Set problem: The listing must be reproduced in full, exactly as it stands.
________________________
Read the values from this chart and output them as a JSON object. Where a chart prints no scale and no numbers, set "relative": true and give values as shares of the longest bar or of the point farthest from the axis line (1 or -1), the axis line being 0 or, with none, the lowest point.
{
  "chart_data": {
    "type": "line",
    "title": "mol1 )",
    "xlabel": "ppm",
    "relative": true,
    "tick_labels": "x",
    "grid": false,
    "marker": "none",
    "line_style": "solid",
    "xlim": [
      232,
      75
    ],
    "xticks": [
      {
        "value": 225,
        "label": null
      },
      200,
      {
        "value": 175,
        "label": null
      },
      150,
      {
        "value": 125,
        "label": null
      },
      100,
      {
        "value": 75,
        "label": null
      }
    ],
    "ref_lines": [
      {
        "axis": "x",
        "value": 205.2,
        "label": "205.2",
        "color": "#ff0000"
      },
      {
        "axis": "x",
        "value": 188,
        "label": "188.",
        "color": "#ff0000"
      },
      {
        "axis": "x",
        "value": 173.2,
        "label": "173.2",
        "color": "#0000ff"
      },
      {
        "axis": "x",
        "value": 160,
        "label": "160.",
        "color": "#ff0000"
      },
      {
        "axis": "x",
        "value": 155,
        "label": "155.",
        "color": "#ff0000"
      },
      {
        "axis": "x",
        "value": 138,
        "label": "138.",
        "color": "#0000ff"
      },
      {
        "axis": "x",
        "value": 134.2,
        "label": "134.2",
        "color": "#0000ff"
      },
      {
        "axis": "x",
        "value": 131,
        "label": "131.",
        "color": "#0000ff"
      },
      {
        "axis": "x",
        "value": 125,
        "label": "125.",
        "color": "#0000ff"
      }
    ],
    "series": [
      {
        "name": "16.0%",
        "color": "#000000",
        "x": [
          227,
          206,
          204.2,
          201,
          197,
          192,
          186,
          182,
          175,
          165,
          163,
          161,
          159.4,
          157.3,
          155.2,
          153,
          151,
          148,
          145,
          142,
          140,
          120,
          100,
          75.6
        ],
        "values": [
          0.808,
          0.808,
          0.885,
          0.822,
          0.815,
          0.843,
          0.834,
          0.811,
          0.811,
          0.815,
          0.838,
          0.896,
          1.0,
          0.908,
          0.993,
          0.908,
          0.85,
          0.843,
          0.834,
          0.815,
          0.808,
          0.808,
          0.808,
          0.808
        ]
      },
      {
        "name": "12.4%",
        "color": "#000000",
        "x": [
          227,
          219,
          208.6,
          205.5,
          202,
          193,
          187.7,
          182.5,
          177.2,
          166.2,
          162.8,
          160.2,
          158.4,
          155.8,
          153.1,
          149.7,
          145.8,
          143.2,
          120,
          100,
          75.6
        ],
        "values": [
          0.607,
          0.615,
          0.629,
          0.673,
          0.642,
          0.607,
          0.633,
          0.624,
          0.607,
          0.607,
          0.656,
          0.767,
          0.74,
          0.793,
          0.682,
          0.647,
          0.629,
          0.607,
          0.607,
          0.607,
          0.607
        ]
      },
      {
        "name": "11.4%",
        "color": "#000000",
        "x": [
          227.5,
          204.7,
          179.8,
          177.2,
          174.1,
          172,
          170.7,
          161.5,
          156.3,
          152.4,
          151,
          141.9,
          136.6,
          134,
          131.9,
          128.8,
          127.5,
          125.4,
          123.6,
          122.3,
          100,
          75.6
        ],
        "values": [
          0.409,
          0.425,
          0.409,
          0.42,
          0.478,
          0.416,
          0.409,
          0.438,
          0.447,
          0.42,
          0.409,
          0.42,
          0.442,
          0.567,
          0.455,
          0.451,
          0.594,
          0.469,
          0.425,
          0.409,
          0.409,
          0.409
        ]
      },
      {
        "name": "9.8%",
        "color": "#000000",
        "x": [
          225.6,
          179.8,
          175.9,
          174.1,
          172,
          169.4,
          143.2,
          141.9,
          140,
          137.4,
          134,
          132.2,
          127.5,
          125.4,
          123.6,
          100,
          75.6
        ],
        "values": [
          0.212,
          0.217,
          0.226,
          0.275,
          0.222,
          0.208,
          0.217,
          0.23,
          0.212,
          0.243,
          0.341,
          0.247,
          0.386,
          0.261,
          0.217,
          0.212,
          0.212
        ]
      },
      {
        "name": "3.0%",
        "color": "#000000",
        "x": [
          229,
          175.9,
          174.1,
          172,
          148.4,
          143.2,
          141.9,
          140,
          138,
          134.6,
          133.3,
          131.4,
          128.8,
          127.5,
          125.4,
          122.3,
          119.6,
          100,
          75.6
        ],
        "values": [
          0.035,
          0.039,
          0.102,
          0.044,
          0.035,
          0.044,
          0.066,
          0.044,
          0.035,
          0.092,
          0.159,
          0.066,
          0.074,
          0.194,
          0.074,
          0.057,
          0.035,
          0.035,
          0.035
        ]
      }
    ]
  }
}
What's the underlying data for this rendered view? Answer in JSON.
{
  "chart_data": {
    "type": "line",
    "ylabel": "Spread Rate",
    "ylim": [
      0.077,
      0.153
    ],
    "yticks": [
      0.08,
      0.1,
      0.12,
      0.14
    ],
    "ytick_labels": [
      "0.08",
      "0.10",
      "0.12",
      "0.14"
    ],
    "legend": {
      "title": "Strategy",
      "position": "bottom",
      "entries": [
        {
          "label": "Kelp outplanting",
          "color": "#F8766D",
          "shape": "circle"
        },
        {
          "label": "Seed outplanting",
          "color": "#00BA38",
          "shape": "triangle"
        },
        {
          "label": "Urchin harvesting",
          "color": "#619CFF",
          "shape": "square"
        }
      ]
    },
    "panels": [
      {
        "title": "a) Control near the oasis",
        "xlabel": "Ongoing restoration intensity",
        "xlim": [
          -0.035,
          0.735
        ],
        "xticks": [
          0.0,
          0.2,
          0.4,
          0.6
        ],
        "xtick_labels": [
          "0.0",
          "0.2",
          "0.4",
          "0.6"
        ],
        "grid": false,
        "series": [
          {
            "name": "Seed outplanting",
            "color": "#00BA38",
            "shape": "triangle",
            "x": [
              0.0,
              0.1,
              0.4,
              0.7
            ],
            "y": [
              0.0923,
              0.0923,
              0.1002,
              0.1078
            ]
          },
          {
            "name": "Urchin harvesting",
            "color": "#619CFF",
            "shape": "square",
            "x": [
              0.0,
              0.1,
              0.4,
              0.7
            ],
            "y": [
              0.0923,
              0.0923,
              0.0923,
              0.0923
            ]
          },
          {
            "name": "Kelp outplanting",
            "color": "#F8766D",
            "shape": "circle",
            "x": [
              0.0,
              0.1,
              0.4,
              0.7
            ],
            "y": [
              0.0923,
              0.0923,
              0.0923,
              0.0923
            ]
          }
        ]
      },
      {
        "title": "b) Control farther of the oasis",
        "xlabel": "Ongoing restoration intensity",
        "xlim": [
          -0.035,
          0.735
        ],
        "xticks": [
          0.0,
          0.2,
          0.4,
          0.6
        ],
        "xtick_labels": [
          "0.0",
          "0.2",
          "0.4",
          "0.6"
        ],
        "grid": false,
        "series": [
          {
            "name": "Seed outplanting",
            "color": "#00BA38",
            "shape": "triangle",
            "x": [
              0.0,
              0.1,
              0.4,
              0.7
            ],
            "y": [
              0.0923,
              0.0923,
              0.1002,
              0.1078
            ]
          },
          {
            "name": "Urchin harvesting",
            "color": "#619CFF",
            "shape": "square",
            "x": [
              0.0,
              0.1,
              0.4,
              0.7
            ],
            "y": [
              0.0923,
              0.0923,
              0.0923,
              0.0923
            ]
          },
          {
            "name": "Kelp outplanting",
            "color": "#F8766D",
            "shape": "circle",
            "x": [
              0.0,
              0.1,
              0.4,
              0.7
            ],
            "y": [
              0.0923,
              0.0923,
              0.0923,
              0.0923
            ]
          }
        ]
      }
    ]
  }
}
________________________
Task response:
Read the values from this chart and output them as a JSON object. Where a chart prints no scale and no numbers, set "relative": true and give values as shares of the longest bar or of the point farthest from the axis line (1 or -1), the axis line being 0 or, with none, the lowest point.
{
  "chart_data": {
    "type": "line",
    "title": "mol1 )",
    "xlabel": "ppm",
    "relative": true,
    "tick_labels": "x",
    "grid": false,
    "marker": "none",
    "line_style": "solid",
    "xlim": [
      232,
      75
    ],
    "xticks": [
      {
        "value": 225,
        "label": null
      },
      200,
      {
        "value": 175,
        "label": null
      },
      150,
      {
        "value": 125,
        "label": null
      },
      100,
      {
        "value": 75,
        "label": null
      }
    ],
    "ref_lines": [
      {
        "axis": "x",
        "value": 205.2,
        "label": "205.2",
        "color": "#ff0000"
      },
      {
        "axis": "x",
        "value": 188,
        "label": "188.",
        "color": "#ff0000"
      },
      {
        "axis": "x",
        "value": 173.2,
        "label": "173.2",
        "color": "#0000ff"
      },
      {
        "axis": "x",
        "value": 160,
        "label": "160.",
        "color": "#ff0000"
      },
      {
        "axis": "x",
        "value": 155,
        "label": "155.",
        "color": "#ff0000"
      },
      {
        "axis": "x",
        "value": 138,
        "label": "138.",
        "color": "#0000ff"
      },
      {
        "axis": "x",
        "value": 134.2,
        "label": "134.2",
        "color": "#0000ff"
      },
      {
        "axis": "x",
        "value": 131,
        "label": "131.",
        "color": "#0000ff"
      },
      {
        "axis": "x",
        "value": 125,
        "label": "125.",
        "color": "#0000ff"
      }
    ],
    "series": [
      {
        "name": "16.0%",
        "color": "#000000",
        "x": [
          227,
          206,
          204.2,
          201,
          197,
          192,
          186,
          182,
          175,
          165,
          163,
          161,
          159.4,
          157.3,
          155.2,
          153,
          151,
          148,
          145,
          142,
          140,
          120,
          100,
          75.6
        ],
        "values": [
          0.808,
          0.808,
          0.885,
          0.822,
          0.815,
          0.843,
          0.834,
          0.811,
          0.811,
          0.815,
          0.838,
          0.896,
          1.0,
          0.908,
          0.993,
          0.908,
          0.85,
          0.843,
          0.834,
          0.815,
          0.808,
          0.808,
          0.808,
          0.808
        ]
      },
      {
        "name": "12.4%",
        "color": "#000000",
        "x": [
          227,
          219,
          208.6,
          205.5,
          202,
          193,
          187.7,
          182.5,
          177.2,
          166.2,
          162.8,
          160.2,
          158.4,
          155.8,
          153.1,
          149.7,
          145.8,
          143.2,
          120,
          100,
          75.6
        ],
        "values": [
          0.607,
          0.615,
          0.629,
          0.673,
          0.642,
          0.607,
          0.633,
          0.624,
          0.607,
          0.607,
          0.656,
          0.767,
          0.74,
          0.793,
          0.682,
          0.647,
          0.629,
          0.607,
          0.607,
          0.607,
          0.607
        ]
      },
      {
        "name": "11.4%",
        "color": "#000000",
        "x": [
          227.5,
          204.7,
          179.8,
          177.2,
          174.1,
          172,
          170.7,
          161.5,
          156.3,
          152.4,
          151,
          141.9,
          136.6,
          134,
          131.9,
          128.8,
          127.5,
          125.4,
          123.6,
          122.3,
          100,
          75.6
        ],
        "values": [
          0.409,
          0.425,
          0.409,
          0.42,
          0.478,
          0.416,
          0.409,
          0.438,
          0.447,
          0.42,
          0.409,
          0.42,
          0.442,
          0.567,
          0.455,
          0.451,
          0.594,
          0.469,
          0.425,
          0.409,
          0.409,
          0.409
        ]
      },
      {
        "name": "9.8%",
        "color": "#000000",
        "x": [
          225.6,
          179.8,
          175.9,
          174.1,
          172,
          169.4,
          143.2,
          141.9,
          140,
          137.4,
          134,
          132.2,
          127.5,
          125.4,
          123.6,
          100,
          75.6
        ],
        "values": [
          0.212,
          0.217,
          0.226,
          0.275,
          0.222,
          0.208,
          0.217,
          0.23,
          0.212,
          0.243,
          0.341,
          0.247,
          0.386,
          0.261,
          0.217,
          0.212,
          0.212
        ]
      },
      {
        "name": "3.0%",
        "color": "#000000",
        "x": [
          229,
          175.9,
          174.1,
          172,
          148.4,
          143.2,
          141.9,
          140,
          138,
          134.6,
          133.3,
          131.4,
          128.8,
          127.5,
          125.4,
          122.3,
          119.6,
          100,
          75.6
        ],
        "values": [
          0.035,
          0.039,
          0.102,
          0.044,
          0.035,
          0.044,
          0.066,
          0.044,
          0.035,
          0.092,
          0.159,
          0.066,
          0.074,
          0.194,
          0.074,
          0.057,
          0.035,
          0.035,
          0.035
        ]
      }
    ]
  }
}
What's the underlying data for this rendered view? Answer in JSON.
{
  "chart_data": {
    "type": "line",
    "ylabel": "Spread Rate",
    "ylim": [
      0.077,
      0.153
    ],
    "yticks": [
      0.08,
      0.1,
      0.12,
      0.14
    ],
    "ytick_labels": [
      "0.08",
      "0.10",
      "0.12",
      "0.14"
    ],
    "legend": {
      "title": "Strategy",
      "position": "bottom",
      "entries": [
        {
          "label": "Kelp outplanting",
          "color": "#F8766D",
          "shape": "circle"
        },
        {
          "label": "Seed outplanting",
          "color": "#00BA38",
          "shape": "triangle"
        },
        {
          "label": "Urchin harvesting",
          "color": "#619CFF",
          "shape": "square"
        }
      ]
    },
    "panels": [
      {
        "title": "a) Control near the oasis",
        "xlabel": "Ongoing restoration intensity",
        "xlim": [
          -0.035,
          0.735
        ],
        "xticks": [
          0.0,
          0.2,
          0.4,
          0.6
        ],
        "xtick_labels": [
          "0.0",
          "0.2",
          "0.4",
          "0.6"
        ],
        "grid": false,
        "series": [
          {
            "name": "Seed outplanting",
            "color": "#00BA38",
            "shape": "triangle",
            "x": [
              0.0,
              0.1,
              0.4,
              0.7
            ],
            "y": [
              0.0923,
              0.0923,
              0.1002,
              0.1078
            ]
          },
          {
            "name": "Urchin harvesting",
            "color": "#619CFF",
            "shape": "square",
            "x": [
              0.0,
              0.1,
              0.4,
              0.7
            ],
            "y": [
              0.0923,
              0.0923,
              0.0923,
              0.0923
            ]
          },
          {
            "name": "Kelp outplanting",
            "color": "#F8766D",
            "shape": "circle",
            "x": [
              0.0,
              0.1,
              0.4,
              0.7
            ],
            "y": [
              0.0923,
              0.0923,
              0.0923,
              0.0923
            ]
          }
        ]
      },
      {
        "title": "b) Control farther of the oasis",
        "xlabel": "Ongoing restoration intensity",
        "xlim": [
          -0.035,
          0.735
        ],
        "xticks": [
          0.0,
          0.2,
          0.4,
          0.6
        ],
        "xtick_labels": [
          "0.0",
          "0.2",
          "0.4",
          "0.6"
        ],
        "grid": false,
        "series": [
          {
            "name": "Seed outplanting",
            "color": "#00BA38",
            "shape": "triangle",
            "x": [
              0.0,
              0.1,
              0.4,
              0.7
            ],
            "y": [
              0.0923,
              0.0923,
              0.1002,
              0.1078
            ]
          },
          {
            "name": "Urchin harvesting",
            "color": "#619CFF",
            "shape": "square",
            "x": [
              0.0,
              0.1,
              0.4,
              0.7
            ],
            "y": [
              0.0923,
              0.0923,
              0.0923,
              0.0923
            ]
          },
          {
            "name": "Kelp outplanting",
            "color": "#F8766D",
            "shape": "circle",
            "x": [
              0.0,
              0.1,
              0.4,
              0.7
            ],
            "y": [
              0.0923,
              0.0923,
              0.0923,
              0.0923
            ]
          }
        ]
      }
    ]
  }
}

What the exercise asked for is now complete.